*Stored rows*:
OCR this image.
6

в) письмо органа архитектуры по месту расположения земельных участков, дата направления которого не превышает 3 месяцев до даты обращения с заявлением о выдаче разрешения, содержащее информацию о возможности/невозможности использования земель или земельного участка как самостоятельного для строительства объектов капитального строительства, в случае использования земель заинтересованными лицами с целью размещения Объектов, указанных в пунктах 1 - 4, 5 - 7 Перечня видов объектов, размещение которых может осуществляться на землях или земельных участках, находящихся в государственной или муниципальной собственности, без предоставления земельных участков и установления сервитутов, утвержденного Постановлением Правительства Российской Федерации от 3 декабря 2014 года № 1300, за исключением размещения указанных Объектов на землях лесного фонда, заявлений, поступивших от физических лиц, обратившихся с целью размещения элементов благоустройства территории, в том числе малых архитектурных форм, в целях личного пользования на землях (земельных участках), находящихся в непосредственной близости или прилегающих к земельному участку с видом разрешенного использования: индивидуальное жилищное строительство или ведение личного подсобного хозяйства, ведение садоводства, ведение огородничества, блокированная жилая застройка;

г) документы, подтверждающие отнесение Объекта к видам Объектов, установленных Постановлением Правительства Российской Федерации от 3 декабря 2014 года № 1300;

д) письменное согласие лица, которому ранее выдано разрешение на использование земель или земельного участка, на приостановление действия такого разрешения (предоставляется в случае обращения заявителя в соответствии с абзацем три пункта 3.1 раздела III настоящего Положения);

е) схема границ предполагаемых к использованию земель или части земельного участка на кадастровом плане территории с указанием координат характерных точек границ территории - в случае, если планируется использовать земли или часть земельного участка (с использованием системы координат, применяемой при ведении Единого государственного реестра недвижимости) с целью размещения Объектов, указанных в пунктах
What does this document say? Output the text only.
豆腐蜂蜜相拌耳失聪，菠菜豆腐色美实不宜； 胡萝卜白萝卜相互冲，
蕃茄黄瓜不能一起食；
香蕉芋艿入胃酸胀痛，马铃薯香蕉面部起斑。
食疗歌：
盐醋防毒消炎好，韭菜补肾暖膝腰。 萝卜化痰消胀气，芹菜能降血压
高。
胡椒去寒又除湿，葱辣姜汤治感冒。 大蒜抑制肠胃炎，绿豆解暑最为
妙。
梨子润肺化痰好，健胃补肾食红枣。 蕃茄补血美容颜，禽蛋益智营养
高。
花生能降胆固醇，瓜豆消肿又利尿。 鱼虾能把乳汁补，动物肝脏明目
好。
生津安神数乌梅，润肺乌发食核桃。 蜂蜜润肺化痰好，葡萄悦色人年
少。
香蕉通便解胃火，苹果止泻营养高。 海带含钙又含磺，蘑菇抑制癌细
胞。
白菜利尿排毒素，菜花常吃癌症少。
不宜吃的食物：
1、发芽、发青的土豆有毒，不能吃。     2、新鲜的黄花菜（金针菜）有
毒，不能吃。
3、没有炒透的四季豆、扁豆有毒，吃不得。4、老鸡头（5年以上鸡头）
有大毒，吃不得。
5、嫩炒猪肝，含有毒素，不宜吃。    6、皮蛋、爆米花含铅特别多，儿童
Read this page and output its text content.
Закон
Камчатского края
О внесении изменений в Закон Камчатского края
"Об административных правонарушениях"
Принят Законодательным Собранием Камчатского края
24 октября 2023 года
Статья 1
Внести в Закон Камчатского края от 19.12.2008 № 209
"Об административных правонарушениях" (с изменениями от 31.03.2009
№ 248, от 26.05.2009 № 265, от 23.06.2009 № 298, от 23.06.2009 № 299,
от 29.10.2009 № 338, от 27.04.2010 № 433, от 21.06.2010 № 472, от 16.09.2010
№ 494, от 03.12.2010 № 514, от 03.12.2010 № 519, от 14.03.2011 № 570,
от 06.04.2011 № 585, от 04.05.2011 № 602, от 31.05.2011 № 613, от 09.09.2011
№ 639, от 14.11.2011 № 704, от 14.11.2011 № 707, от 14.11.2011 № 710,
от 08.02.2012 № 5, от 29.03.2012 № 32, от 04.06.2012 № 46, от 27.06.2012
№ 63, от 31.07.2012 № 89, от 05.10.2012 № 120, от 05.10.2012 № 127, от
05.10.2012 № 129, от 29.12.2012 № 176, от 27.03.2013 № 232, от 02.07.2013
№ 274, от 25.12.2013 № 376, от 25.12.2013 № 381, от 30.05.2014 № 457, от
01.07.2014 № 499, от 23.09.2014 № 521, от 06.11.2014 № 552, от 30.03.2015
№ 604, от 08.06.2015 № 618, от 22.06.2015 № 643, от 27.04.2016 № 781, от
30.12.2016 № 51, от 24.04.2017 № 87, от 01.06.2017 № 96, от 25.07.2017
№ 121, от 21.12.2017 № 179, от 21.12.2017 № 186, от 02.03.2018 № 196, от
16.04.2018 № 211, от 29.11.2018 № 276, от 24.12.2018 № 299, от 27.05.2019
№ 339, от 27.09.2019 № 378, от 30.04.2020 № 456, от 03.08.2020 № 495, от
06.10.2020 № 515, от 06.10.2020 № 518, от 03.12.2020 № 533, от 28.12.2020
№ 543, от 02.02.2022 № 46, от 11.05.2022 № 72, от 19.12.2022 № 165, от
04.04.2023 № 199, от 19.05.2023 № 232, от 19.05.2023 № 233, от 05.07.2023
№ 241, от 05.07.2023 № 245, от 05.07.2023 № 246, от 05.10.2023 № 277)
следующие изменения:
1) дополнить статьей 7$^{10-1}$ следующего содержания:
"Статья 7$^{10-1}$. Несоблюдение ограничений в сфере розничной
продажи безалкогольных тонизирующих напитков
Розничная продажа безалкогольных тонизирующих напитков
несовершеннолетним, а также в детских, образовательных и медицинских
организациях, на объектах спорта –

*Your goal*: Give back all the records exactly as they stand.

*Answer for this exercise*:
OCR this image.
6

в) письмо органа архитектуры по месту расположения земельных участков, дата направления которого не превышает 3 месяцев до даты обращения с заявлением о выдаче разрешения, содержащее информацию о возможности/невозможности использования земель или земельного участка как самостоятельного для строительства объектов капитального строительства, в случае использования земель заинтересованными лицами с целью размещения Объектов, указанных в пунктах 1 - 4, 5 - 7 Перечня видов объектов, размещение которых может осуществляться на землях или земельных участках, находящихся в государственной или муниципальной собственности, без предоставления земельных участков и установления сервитутов, утвержденного Постановлением Правительства Российской Федерации от 3 декабря 2014 года № 1300, за исключением размещения указанных Объектов на землях лесного фонда, заявлений, поступивших от физических лиц, обратившихся с целью размещения элементов благоустройства территории, в том числе малых архитектурных форм, в целях личного пользования на землях (земельных участках), находящихся в непосредственной близости или прилегающих к земельному участку с видом разрешенного использования: индивидуальное жилищное строительство или ведение личного подсобного хозяйства, ведение садоводства, ведение огородничества, блокированная жилая застройка;

г) документы, подтверждающие отнесение Объекта к видам Объектов, установленных Постановлением Правительства Российской Федерации от 3 декабря 2014 года № 1300;

д) письменное согласие лица, которому ранее выдано разрешение на использование земель или земельного участка, на приостановление действия такого разрешения (предоставляется в случае обращения заявителя в соответствии с абзацем три пункта 3.1 раздела III настоящего Положения);

е) схема границ предполагаемых к использованию земель или части земельного участка на кадастровом плане территории с указанием координат характерных точек границ территории - в случае, если планируется использовать земли или часть земельного участка (с использованием системы координат, применяемой при ведении Единого государственного реестра недвижимости) с целью размещения Объектов, указанных в пунктах
What does this document say? Output the text only.
豆腐蜂蜜相拌耳失聪，菠菜豆腐色美实不宜； 胡萝卜白萝卜相互冲，
蕃茄黄瓜不能一起食；
香蕉芋艿入胃酸胀痛，马铃薯香蕉面部起斑。
食疗歌：
盐醋防毒消炎好，韭菜补肾暖膝腰。 萝卜化痰消胀气，芹菜能降血压
高。
胡椒去寒又除湿，葱辣姜汤治感冒。 大蒜抑制肠胃炎，绿豆解暑最为
妙。
梨子润肺化痰好，健胃补肾食红枣。 蕃茄补血美容颜，禽蛋益智营养
高。
花生能降胆固醇，瓜豆消肿又利尿。 鱼虾能把乳汁补，动物肝脏明目
好。
生津安神数乌梅，润肺乌发食核桃。 蜂蜜润肺化痰好，葡萄悦色人年
少。
香蕉通便解胃火，苹果止泻营养高。 海带含钙又含磺，蘑菇抑制癌细
胞。
白菜利尿排毒素，菜花常吃癌症少。
不宜吃的食物：
1、发芽、发青的土豆有毒，不能吃。     2、新鲜的黄花菜（金针菜）有
毒，不能吃。
3、没有炒透的四季豆、扁豆有毒，吃不得。4、老鸡头（5年以上鸡头）
有大毒，吃不得。
5、嫩炒猪肝，含有毒素，不宜吃。    6、皮蛋、爆米花含铅特别多，儿童
Read this page and output its text content.
Закон
Камчатского края
О внесении изменений в Закон Камчатского края
"Об административных правонарушениях"
Принят Законодательным Собранием Камчатского края
24 октября 2023 года
Статья 1
Внести в Закон Камчатского края от 19.12.2008 № 209
"Об административных правонарушениях" (с изменениями от 31.03.2009
№ 248, от 26.05.2009 № 265, от 23.06.2009 № 298, от 23.06.2009 № 299,
от 29.10.2009 № 338, от 27.04.2010 № 433, от 21.06.2010 № 472, от 16.09.2010
№ 494, от 03.12.2010 № 514, от 03.12.2010 № 519, от 14.03.2011 № 570,
от 06.04.2011 № 585, от 04.05.2011 № 602, от 31.05.2011 № 613, от 09.09.2011
№ 639, от 14.11.2011 № 704, от 14.11.2011 № 707, от 14.11.2011 № 710,
от 08.02.2012 № 5, от 29.03.2012 № 32, от 04.06.2012 № 46, от 27.06.2012
№ 63, от 31.07.2012 № 89, от 05.10.2012 № 120, от 05.10.2012 № 127, от
05.10.2012 № 129, от 29.12.2012 № 176, от 27.03.2013 № 232, от 02.07.2013
№ 274, от 25.12.2013 № 376, от 25.12.2013 № 381, от 30.05.2014 № 457, от
01.07.2014 № 499, от 23.09.2014 № 521, от 06.11.2014 № 552, от 30.03.2015
№ 604, от 08.06.2015 № 618, от 22.06.2015 № 643, от 27.04.2016 № 781, от
30.12.2016 № 51, от 24.04.2017 № 87, от 01.06.2017 № 96, от 25.07.2017
№ 121, от 21.12.2017 № 179, от 21.12.2017 № 186, от 02.03.2018 № 196, от
16.04.2018 № 211, от 29.11.2018 № 276, от 24.12.2018 № 299, от 27.05.2019
№ 339, от 27.09.2019 № 378, от 30.04.2020 № 456, от 03.08.2020 № 495, от
06.10.2020 № 515, от 06.10.2020 № 518, от 03.12.2020 № 533, от 28.12.2020
№ 543, от 02.02.2022 № 46, от 11.05.2022 № 72, от 19.12.2022 № 165, от
04.04.2023 № 199, от 19.05.2023 № 232, от 19.05.2023 № 233, от 05.07.2023
№ 241, от 05.07.2023 № 245, от 05.07.2023 № 246, от 05.10.2023 № 277)
следующие изменения:
1) дополнить статьей 7$^{10-1}$ следующего содержания:
"Статья 7$^{10-1}$. Несоблюдение ограничений в сфере розничной
продажи безалкогольных тонизирующих напитков
Розничная продажа безалкогольных тонизирующих напитков
несовершеннолетним, а также в детских, образовательных и медицинских
организациях, на объектах спорта –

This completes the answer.